WORK ORDER: Can you continue the Spring Budget 2021 summary for holiday home owners below, starting after its VAT paragraph?

Spring Budget 2021: What it means for holiday home owners

In the news

We have put together a summary of the Spring Budget 2021 announced by the Chancellor this week and what it means for existing holiday home owners as well as those looking to make an investment.

Stamp Duty Land Tax (SDLT): The temporary increase in the residential SDLT Nil Rate Band to £500,000 has been extended to 30 June 2021.  From 1 July, the Nil Rate Band will reduce to £250,000 and return to £125,000 on 1 October 2021.  You’ll usually have to pay 3% on top of SDLT rates if buying a new residential property means you’ll own more than one.

 

Business Rates: The government will continue to provide eligible retail, hospitality, and leisure properties in England with 100% business rates relief from 1 April 2021 to 30 June 2021. This will be followed by 66% business rates relief for the period from 1 July 2021 to 31 March 2022.

 

VAT: The £85,000 registration threshold will remain frozen until at least 2024.  The 5% reduced rate benefiting the tourist and hospitality industry will be extended until 30 September followed by an interim rate of 12.5% until April 2022.  Those on the flat rate scheme will continue to benefit from the 0% rate until 30 September, followed by an interim rate of 5.5% before returning to 10.5% in April 2022.

AVAILABLE DATA:

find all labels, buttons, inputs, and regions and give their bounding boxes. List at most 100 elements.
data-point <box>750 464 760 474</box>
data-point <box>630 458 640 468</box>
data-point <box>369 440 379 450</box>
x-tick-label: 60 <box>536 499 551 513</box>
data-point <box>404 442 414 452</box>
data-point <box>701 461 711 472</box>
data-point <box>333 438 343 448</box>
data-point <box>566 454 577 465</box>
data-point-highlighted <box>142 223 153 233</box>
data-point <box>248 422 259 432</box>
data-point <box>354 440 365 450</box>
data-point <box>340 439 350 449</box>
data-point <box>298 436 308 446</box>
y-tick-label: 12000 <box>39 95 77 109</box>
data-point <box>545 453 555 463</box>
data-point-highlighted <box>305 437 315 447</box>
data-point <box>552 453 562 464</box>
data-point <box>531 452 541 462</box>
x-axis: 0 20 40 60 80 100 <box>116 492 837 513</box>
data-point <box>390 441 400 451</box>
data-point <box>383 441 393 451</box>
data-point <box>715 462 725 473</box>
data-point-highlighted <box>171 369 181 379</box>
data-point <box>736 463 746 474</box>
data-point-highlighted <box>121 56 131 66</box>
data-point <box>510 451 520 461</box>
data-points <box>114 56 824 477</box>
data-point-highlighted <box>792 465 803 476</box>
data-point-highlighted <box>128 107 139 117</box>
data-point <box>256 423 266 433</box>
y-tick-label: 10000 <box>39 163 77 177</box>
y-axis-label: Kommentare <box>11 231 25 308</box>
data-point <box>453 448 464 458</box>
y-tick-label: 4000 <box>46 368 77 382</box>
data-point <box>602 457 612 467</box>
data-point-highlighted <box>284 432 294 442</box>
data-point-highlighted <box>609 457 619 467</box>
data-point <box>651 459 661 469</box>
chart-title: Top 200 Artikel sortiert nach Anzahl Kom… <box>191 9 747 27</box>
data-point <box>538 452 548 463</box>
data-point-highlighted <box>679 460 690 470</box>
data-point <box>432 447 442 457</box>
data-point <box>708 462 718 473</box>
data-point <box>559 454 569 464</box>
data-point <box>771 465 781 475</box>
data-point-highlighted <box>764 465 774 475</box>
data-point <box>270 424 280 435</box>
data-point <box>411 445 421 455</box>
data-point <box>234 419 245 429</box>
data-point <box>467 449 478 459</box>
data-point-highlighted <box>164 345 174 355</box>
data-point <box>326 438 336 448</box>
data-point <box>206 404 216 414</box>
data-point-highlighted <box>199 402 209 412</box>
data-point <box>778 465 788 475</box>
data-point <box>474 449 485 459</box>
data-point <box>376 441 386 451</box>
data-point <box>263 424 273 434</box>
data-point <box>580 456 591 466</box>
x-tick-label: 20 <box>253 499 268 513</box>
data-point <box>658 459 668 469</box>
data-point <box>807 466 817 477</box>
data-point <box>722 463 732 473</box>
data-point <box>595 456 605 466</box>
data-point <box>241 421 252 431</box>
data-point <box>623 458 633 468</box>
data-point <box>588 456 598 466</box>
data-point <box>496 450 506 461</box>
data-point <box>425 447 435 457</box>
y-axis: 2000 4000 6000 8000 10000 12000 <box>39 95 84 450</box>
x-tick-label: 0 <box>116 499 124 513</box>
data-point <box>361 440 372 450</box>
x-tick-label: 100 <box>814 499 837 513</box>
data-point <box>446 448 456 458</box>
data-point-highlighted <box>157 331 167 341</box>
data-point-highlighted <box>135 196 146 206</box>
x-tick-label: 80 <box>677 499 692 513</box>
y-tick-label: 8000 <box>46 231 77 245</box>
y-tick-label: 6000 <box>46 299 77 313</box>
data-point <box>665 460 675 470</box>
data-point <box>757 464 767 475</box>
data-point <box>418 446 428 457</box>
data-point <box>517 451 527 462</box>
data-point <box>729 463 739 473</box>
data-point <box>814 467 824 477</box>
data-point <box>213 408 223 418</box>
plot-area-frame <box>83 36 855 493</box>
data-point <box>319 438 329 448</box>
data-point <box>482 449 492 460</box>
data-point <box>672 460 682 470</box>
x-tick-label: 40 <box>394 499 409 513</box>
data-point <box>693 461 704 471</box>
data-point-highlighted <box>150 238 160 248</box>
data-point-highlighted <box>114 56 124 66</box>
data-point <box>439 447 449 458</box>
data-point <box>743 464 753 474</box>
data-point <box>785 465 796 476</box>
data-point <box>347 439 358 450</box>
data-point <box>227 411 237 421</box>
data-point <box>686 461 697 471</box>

SOLVED EXERCISE:
Corporation Tax: From April 2023 the rate will rise to 25% on profits from the current 19%. Small profits rate of 19% continues for earnings below £50,000. The rate will be tapered between £50,000 and £250,000.

 

Personal Tax: Annual allowance and higher rate threshold will rise with CPI to £12,570 and £50,270 in 2021.  These thresholds will remain frozen until 2026.

 

Inheritance Tax: Thresholds frozen until 2026.

 

Capital Gains Tax: Annual Exemption of £12,300 frozen until 2026.

 

Pensions: Lifetime Allowance of £1,073,100 frozen until 2026.

 

Restart Grants: The government will provide ‘Restart Grants’ in England up to £18,000 per premises for hospitality, accommodation, leisure, personal care and gym businesses.  Details on eligibility criteria have yet to be announced.  Further discretionary grant funding will be provided to local authorities.

 

130% Super Deduction: From 1 April 2021 until 31 March 2023, investments in qualifying assets will benefit from a 130% first-year capital allowance.  In November, the government announced the extension of the Annual Investment Allowance temporary £1 million cap, until the end of 2021.